──────── Materials provided ────────

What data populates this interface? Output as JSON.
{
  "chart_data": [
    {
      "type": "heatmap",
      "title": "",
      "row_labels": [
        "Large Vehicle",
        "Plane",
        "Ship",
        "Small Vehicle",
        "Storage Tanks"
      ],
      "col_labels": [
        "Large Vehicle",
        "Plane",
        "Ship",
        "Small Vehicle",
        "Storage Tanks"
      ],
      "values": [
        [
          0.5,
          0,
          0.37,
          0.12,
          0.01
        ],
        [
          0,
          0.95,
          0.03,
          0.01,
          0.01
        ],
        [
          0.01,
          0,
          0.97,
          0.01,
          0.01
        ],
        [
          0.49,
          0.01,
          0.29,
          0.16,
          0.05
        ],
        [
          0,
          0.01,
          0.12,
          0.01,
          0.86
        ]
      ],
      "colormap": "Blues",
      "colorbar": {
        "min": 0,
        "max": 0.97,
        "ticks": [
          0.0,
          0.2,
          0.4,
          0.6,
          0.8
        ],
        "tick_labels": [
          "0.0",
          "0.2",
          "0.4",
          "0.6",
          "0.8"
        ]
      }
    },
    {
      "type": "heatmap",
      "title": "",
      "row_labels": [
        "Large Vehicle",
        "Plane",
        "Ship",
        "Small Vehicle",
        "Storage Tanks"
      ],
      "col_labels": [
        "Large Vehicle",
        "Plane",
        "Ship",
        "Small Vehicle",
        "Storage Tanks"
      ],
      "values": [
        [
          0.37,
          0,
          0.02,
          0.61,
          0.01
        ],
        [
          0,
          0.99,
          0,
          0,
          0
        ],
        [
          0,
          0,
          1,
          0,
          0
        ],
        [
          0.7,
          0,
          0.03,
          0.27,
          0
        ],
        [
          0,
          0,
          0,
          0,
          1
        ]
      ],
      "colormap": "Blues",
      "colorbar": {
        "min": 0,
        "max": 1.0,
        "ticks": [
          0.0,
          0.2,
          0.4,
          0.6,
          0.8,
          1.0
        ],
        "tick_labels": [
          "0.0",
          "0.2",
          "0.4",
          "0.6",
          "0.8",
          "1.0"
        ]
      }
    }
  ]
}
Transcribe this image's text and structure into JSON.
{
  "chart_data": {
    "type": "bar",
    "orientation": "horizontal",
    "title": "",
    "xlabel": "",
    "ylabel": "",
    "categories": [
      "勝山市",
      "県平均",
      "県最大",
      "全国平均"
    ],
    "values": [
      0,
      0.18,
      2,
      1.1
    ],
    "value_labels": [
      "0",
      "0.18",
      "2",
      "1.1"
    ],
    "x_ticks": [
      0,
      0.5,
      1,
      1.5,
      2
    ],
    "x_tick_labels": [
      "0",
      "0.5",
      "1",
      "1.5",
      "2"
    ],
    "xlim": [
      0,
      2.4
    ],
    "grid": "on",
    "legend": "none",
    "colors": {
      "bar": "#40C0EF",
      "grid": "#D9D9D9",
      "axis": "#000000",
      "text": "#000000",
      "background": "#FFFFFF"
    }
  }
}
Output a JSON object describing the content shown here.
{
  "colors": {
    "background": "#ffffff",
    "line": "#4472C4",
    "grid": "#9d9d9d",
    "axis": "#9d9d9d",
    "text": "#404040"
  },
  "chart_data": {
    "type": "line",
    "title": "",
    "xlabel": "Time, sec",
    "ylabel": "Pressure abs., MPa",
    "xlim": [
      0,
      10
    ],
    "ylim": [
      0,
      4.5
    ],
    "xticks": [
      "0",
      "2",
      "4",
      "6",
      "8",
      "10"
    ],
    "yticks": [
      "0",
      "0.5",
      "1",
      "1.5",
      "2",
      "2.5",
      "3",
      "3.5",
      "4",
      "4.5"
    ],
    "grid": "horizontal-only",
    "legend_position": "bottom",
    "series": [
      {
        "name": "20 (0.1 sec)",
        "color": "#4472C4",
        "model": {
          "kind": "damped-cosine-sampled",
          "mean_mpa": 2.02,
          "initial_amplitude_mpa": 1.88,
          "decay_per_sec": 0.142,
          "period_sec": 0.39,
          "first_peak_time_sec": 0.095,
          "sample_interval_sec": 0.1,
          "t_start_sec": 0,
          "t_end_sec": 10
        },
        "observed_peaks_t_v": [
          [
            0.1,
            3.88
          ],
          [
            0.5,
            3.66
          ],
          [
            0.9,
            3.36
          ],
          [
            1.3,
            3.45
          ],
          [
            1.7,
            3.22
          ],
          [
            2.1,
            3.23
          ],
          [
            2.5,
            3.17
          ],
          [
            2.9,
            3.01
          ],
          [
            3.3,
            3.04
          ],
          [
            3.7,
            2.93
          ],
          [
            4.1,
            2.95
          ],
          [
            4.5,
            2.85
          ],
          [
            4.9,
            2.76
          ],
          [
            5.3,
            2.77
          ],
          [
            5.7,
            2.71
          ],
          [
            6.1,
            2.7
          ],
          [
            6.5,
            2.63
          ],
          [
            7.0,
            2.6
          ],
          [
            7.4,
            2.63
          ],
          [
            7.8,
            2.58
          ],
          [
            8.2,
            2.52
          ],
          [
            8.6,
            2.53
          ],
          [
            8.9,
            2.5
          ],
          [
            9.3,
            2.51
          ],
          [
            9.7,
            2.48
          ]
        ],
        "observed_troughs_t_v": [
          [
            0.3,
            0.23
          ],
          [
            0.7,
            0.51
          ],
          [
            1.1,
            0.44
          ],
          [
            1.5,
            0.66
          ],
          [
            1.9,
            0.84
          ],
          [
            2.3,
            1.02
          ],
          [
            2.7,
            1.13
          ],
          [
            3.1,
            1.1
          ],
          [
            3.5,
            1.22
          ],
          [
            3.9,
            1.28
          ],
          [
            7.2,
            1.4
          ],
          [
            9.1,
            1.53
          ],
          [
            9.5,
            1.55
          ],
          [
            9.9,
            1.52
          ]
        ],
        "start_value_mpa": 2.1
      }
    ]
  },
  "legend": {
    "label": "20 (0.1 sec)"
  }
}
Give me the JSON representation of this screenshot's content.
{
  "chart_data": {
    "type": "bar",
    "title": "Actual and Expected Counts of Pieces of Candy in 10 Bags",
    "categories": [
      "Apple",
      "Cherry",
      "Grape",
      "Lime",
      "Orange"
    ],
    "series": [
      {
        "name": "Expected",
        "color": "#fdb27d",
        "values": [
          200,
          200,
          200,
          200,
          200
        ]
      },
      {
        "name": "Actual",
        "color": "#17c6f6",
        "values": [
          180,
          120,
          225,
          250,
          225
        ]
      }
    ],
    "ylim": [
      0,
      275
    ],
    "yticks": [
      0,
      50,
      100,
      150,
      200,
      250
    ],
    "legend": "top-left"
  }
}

────────

Exercise task
Only lines holding the string "background" are wanted; gather each one from the entries above.

In response
      "background": "#FFFFFF"
    "background": "#ffffff",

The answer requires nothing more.